Data excerpts:
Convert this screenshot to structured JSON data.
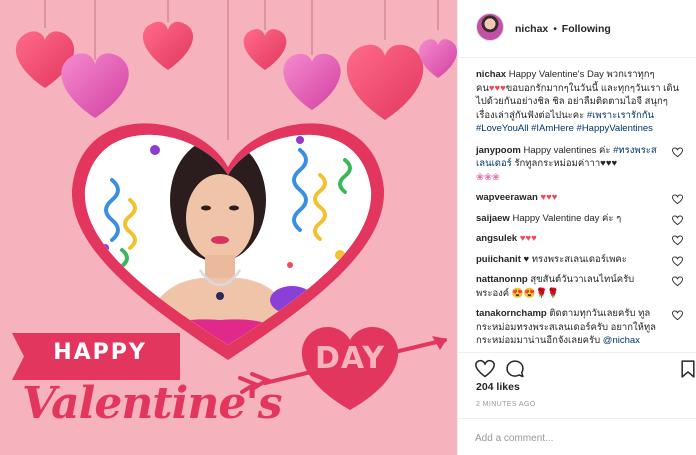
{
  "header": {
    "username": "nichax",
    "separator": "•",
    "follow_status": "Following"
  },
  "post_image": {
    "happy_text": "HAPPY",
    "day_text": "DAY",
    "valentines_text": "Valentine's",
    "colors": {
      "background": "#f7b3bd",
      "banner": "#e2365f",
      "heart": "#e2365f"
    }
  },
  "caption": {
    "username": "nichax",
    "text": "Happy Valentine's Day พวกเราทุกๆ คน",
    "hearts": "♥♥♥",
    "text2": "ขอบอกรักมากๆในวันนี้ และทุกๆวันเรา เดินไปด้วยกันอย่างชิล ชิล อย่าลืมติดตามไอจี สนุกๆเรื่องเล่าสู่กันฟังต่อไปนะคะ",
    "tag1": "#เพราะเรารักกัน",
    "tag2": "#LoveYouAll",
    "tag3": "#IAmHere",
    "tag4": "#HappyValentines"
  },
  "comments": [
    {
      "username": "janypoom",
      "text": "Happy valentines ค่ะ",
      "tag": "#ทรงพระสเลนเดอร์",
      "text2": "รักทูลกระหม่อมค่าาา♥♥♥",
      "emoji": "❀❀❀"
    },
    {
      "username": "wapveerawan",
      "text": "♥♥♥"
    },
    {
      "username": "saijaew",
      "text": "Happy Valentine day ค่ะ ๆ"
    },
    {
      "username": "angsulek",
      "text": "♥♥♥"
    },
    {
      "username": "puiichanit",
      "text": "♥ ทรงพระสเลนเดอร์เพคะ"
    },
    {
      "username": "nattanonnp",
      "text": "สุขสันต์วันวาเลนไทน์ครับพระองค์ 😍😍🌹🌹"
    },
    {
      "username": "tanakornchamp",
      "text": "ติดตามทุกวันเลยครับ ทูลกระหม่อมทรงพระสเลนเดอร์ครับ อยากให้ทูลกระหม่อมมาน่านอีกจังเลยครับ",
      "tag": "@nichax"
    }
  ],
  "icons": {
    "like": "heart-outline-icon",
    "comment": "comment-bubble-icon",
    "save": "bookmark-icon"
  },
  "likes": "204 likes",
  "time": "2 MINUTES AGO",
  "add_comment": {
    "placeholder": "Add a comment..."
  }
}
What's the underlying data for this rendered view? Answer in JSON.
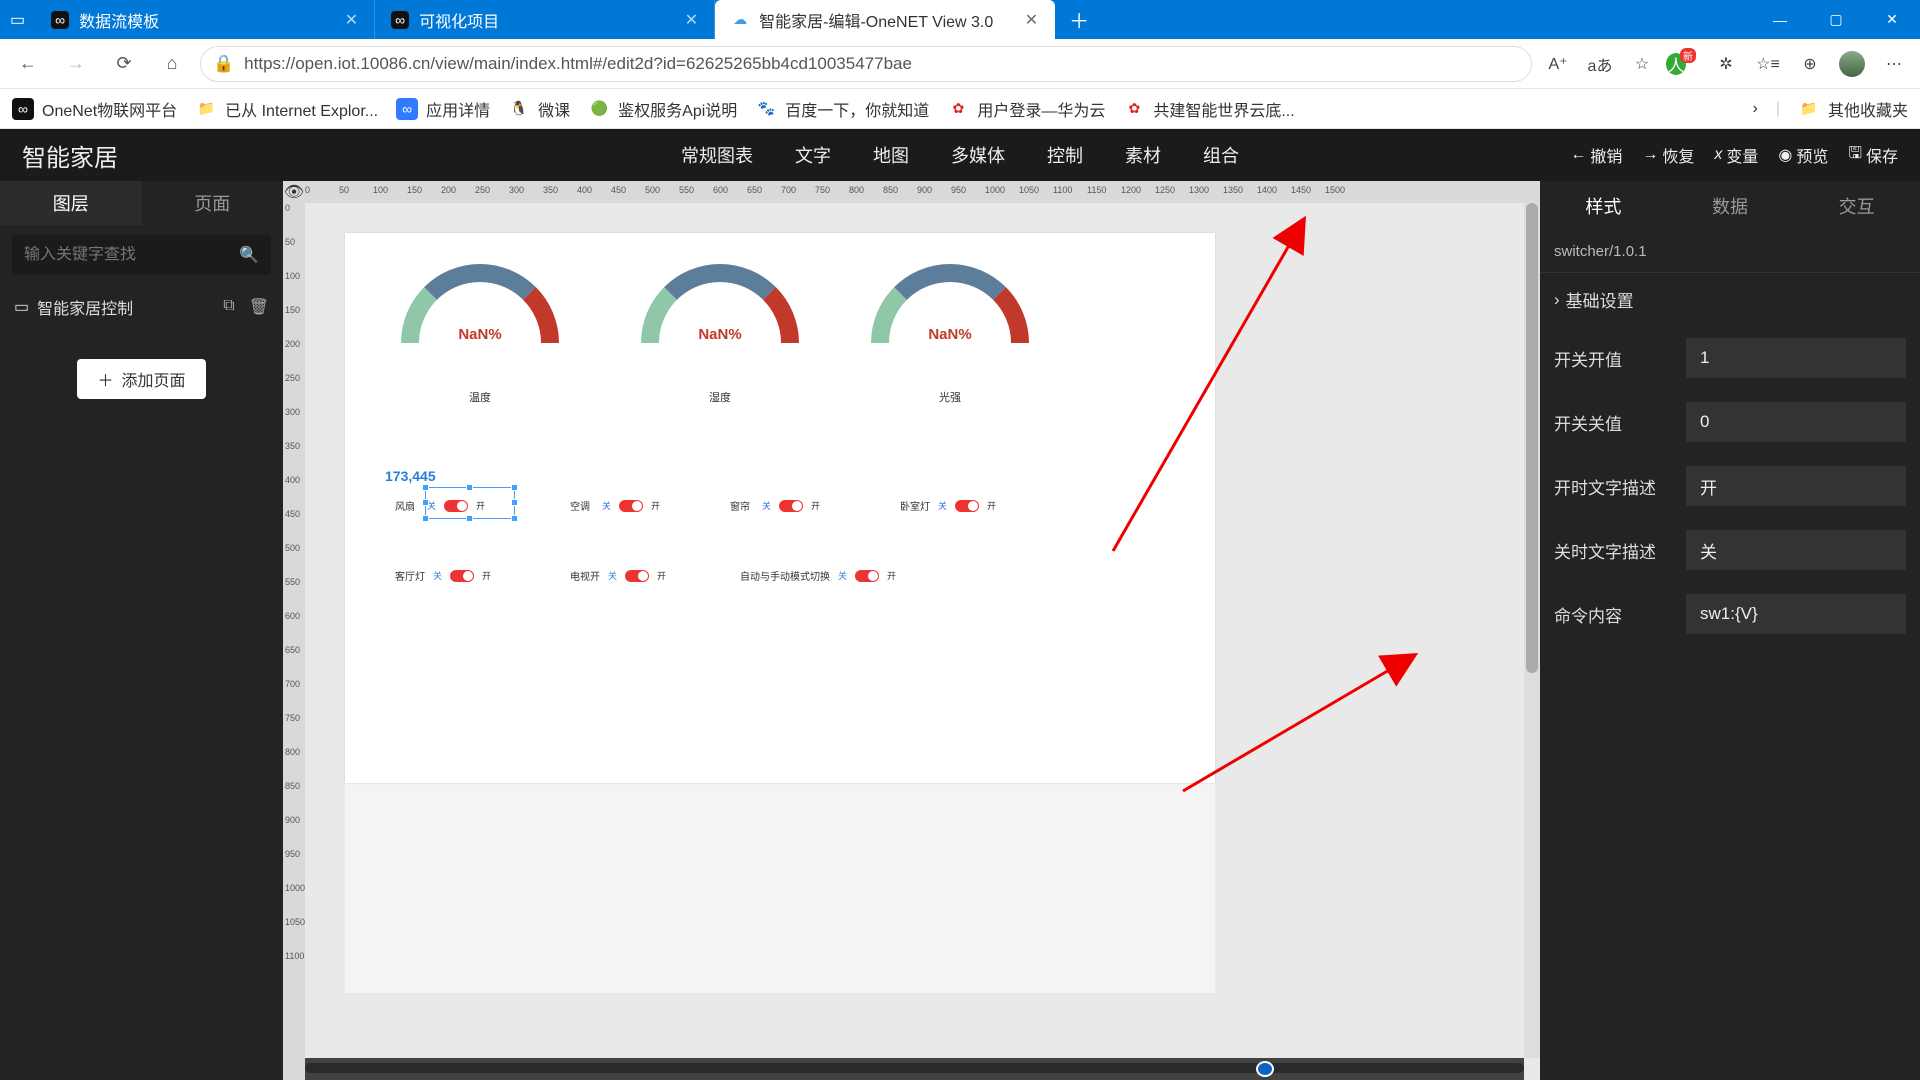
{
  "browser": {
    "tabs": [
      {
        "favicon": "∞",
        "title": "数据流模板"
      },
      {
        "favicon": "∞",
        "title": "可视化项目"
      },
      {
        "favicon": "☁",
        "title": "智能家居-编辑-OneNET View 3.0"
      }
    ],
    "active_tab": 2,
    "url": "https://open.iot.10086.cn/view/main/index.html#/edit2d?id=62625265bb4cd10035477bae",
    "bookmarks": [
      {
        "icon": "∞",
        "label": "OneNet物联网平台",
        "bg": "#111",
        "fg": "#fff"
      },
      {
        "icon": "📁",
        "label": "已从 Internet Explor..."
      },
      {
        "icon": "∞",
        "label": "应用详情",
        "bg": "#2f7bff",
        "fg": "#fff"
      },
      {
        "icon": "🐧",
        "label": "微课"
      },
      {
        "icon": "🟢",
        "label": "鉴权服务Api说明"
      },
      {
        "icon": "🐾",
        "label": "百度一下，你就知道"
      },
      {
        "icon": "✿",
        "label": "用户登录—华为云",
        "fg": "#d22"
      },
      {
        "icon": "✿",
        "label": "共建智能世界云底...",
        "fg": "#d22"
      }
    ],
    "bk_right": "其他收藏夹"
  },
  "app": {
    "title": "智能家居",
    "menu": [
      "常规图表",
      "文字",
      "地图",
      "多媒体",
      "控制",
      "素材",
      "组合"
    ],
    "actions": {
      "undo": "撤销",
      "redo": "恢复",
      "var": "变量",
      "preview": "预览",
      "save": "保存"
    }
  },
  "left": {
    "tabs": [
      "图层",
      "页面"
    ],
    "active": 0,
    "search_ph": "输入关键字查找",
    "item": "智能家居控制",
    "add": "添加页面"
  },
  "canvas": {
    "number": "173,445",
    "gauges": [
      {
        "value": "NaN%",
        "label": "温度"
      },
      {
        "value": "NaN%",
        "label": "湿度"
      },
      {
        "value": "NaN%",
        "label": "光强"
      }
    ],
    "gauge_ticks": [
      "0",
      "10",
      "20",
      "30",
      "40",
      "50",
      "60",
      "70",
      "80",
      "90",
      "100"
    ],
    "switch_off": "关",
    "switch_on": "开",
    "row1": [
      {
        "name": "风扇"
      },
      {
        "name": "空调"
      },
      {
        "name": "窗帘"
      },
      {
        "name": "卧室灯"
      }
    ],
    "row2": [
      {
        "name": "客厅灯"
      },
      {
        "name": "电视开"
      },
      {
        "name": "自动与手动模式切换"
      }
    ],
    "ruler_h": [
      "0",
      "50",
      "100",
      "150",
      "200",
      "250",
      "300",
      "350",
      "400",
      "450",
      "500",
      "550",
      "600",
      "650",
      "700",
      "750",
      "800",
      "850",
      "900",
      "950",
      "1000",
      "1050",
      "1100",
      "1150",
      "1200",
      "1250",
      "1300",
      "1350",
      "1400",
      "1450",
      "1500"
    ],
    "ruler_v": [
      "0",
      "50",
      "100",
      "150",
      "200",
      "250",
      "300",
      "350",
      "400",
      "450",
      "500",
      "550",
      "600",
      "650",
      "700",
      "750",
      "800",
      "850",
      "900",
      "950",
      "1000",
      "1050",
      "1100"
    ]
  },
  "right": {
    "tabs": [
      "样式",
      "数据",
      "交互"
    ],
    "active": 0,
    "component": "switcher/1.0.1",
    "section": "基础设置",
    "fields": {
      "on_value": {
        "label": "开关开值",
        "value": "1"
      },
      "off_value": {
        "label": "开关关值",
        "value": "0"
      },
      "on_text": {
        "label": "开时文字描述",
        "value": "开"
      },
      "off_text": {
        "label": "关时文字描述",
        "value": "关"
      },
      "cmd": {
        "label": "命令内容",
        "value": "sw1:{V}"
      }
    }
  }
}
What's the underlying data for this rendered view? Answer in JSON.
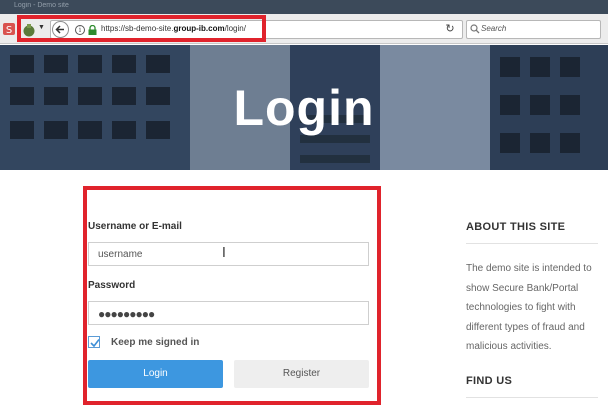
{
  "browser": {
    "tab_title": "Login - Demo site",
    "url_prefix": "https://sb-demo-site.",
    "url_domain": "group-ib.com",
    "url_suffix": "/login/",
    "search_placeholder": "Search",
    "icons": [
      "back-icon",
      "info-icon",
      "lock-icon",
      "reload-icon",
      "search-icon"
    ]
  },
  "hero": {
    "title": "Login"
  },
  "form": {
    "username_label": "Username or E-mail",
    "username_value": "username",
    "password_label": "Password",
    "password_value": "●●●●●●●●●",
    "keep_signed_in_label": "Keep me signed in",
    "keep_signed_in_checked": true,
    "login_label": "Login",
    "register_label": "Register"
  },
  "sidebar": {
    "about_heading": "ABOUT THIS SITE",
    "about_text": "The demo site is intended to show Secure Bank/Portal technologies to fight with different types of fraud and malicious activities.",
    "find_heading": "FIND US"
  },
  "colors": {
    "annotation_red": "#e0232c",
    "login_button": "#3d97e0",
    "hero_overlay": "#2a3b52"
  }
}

_Work to be completed_: Extract the full listing exactly, with the pictures left out.

_Result for this task_:
Convert this screenshot to structured JSON data.
{
  "header": {
    "username": "nichax",
    "separator": "•",
    "follow_status": "Following"
  },
  "post_image": {
    "happy_text": "HAPPY",
    "day_text": "DAY",
    "valentines_text": "Valentine's",
    "colors": {
      "background": "#f7b3bd",
      "banner": "#e2365f",
      "heart": "#e2365f"
    }
  },
  "caption": {
    "username": "nichax",
    "text": "Happy Valentine's Day พวกเราทุกๆ คน",
    "hearts": "♥♥♥",
    "text2": "ขอบอกรักมากๆในวันนี้ และทุกๆวันเรา เดินไปด้วยกันอย่างชิล ชิล อย่าลืมติดตามไอจี สนุกๆเรื่องเล่าสู่กันฟังต่อไปนะคะ",
    "tag1": "#เพราะเรารักกัน",
    "tag2": "#LoveYouAll",
    "tag3": "#IAmHere",
    "tag4": "#HappyValentines"
  },
  "comments": [
    {
      "username": "janypoom",
      "text": "Happy valentines ค่ะ",
      "tag": "#ทรงพระสเลนเดอร์",
      "text2": "รักทูลกระหม่อมค่าาา♥♥♥",
      "emoji": "❀❀❀"
    },
    {
      "username": "wapveerawan",
      "text": "♥♥♥"
    },
    {
      "username": "saijaew",
      "text": "Happy Valentine day ค่ะ ๆ"
    },
    {
      "username": "angsulek",
      "text": "♥♥♥"
    },
    {
      "username": "puiichanit",
      "text": "♥ ทรงพระสเลนเดอร์เพคะ"
    },
    {
      "username": "nattanonnp",
      "text": "สุขสันต์วันวาเลนไทน์ครับพระองค์ 😍😍🌹🌹"
    },
    {
      "username": "tanakornchamp",
      "text": "ติดตามทุกวันเลยครับ ทูลกระหม่อมทรงพระสเลนเดอร์ครับ อยากให้ทูลกระหม่อมมาน่านอีกจังเลยครับ",
      "tag": "@nichax"
    }
  ],
  "icons": {
    "like": "heart-outline-icon",
    "comment": "comment-bubble-icon",
    "save": "bookmark-icon"
  },
  "likes": "204 likes",
  "time": "2 MINUTES AGO",
  "add_comment": {
    "placeholder": "Add a comment..."
  }
}
What's the underlying data for this rendered view? Answer in JSON.
{
  "browser": {
    "tabs": [
      {
        "favicon": "∞",
        "title": "数据流模板"
      },
      {
        "favicon": "∞",
        "title": "可视化项目"
      },
      {
        "favicon": "☁",
        "title": "智能家居-编辑-OneNET View 3.0"
      }
    ],
    "active_tab": 2,
    "url": "https://open.iot.10086.cn/view/main/index.html#/edit2d?id=62625265bb4cd10035477bae",
    "bookmarks": [
      {
        "icon": "∞",
        "label": "OneNet物联网平台",
        "bg": "#111",
        "fg": "#fff"
      },
      {
        "icon": "📁",
        "label": "已从 Internet Explor..."
      },
      {
        "icon": "∞",
        "label": "应用详情",
        "bg": "#2f7bff",
        "fg": "#fff"
      },
      {
        "icon": "🐧",
        "label": "微课"
      },
      {
        "icon": "🟢",
        "label": "鉴权服务Api说明"
      },
      {
        "icon": "🐾",
        "label": "百度一下，你就知道"
      },
      {
        "icon": "✿",
        "label": "用户登录—华为云",
        "fg": "#d22"
      },
      {
        "icon": "✿",
        "label": "共建智能世界云底...",
        "fg": "#d22"
      }
    ],
    "bk_right": "其他收藏夹"
  },
  "app": {
    "title": "智能家居",
    "menu": [
      "常规图表",
      "文字",
      "地图",
      "多媒体",
      "控制",
      "素材",
      "组合"
    ],
    "actions": {
      "undo": "撤销",
      "redo": "恢复",
      "var": "变量",
      "preview": "预览",
      "save": "保存"
    }
  },
  "left": {
    "tabs": [
      "图层",
      "页面"
    ],
    "active": 0,
    "search_ph": "输入关键字查找",
    "item": "智能家居控制",
    "add": "添加页面"
  },
  "canvas": {
    "number": "173,445",
    "gauges": [
      {
        "value": "NaN%",
        "label": "温度"
      },
      {
        "value": "NaN%",
        "label": "湿度"
      },
      {
        "value": "NaN%",
        "label": "光强"
      }
    ],
    "gauge_ticks": [
      "0",
      "10",
      "20",
      "30",
      "40",
      "50",
      "60",
      "70",
      "80",
      "90",
      "100"
    ],
    "switch_off": "关",
    "switch_on": "开",
    "row1": [
      {
        "name": "风扇"
      },
      {
        "name": "空调"
      },
      {
        "name": "窗帘"
      },
      {
        "name": "卧室灯"
      }
    ],
    "row2": [
      {
        "name": "客厅灯"
      },
      {
        "name": "电视开"
      },
      {
        "name": "自动与手动模式切换"
      }
    ],
    "ruler_h": [
      "0",
      "50",
      "100",
      "150",
      "200",
      "250",
      "300",
      "350",
      "400",
      "450",
      "500",
      "550",
      "600",
      "650",
      "700",
      "750",
      "800",
      "850",
      "900",
      "950",
      "1000",
      "1050",
      "1100",
      "1150",
      "1200",
      "1250",
      "1300",
      "1350",
      "1400",
      "1450",
      "1500"
    ],
    "ruler_v": [
      "0",
      "50",
      "100",
      "150",
      "200",
      "250",
      "300",
      "350",
      "400",
      "450",
      "500",
      "550",
      "600",
      "650",
      "700",
      "750",
      "800",
      "850",
      "900",
      "950",
      "1000",
      "1050",
      "1100"
    ]
  },
  "right": {
    "tabs": [
      "样式",
      "数据",
      "交互"
    ],
    "active": 0,
    "component": "switcher/1.0.1",
    "section": "基础设置",
    "fields": {
      "on_value": {
        "label": "开关开值",
        "value": "1"
      },
      "off_value": {
        "label": "开关关值",
        "value": "0"
      },
      "on_text": {
        "label": "开时文字描述",
        "value": "开"
      },
      "off_text": {
        "label": "关时文字描述",
        "value": "关"
      },
      "cmd": {
        "label": "命令内容",
        "value": "sw1:{V}"
      }
    }
  }
}
What's the underlying data for this rendered view? Answer in JSON.
{
  "browser": {
    "tab_title": "Login - Demo site",
    "url_prefix": "https://sb-demo-site.",
    "url_domain": "group-ib.com",
    "url_suffix": "/login/",
    "search_placeholder": "Search",
    "icons": [
      "back-icon",
      "info-icon",
      "lock-icon",
      "reload-icon",
      "search-icon"
    ]
  },
  "hero": {
    "title": "Login"
  },
  "form": {
    "username_label": "Username or E-mail",
    "username_value": "username",
    "password_label": "Password",
    "password_value": "●●●●●●●●●",
    "keep_signed_in_label": "Keep me signed in",
    "keep_signed_in_checked": true,
    "login_label": "Login",
    "register_label": "Register"
  },
  "sidebar": {
    "about_heading": "ABOUT THIS SITE",
    "about_text": "The demo site is intended to show Secure Bank/Portal technologies to fight with different types of fraud and malicious activities.",
    "find_heading": "FIND US"
  },
  "colors": {
    "annotation_red": "#e0232c",
    "login_button": "#3d97e0",
    "hero_overlay": "#2a3b52"
  }
}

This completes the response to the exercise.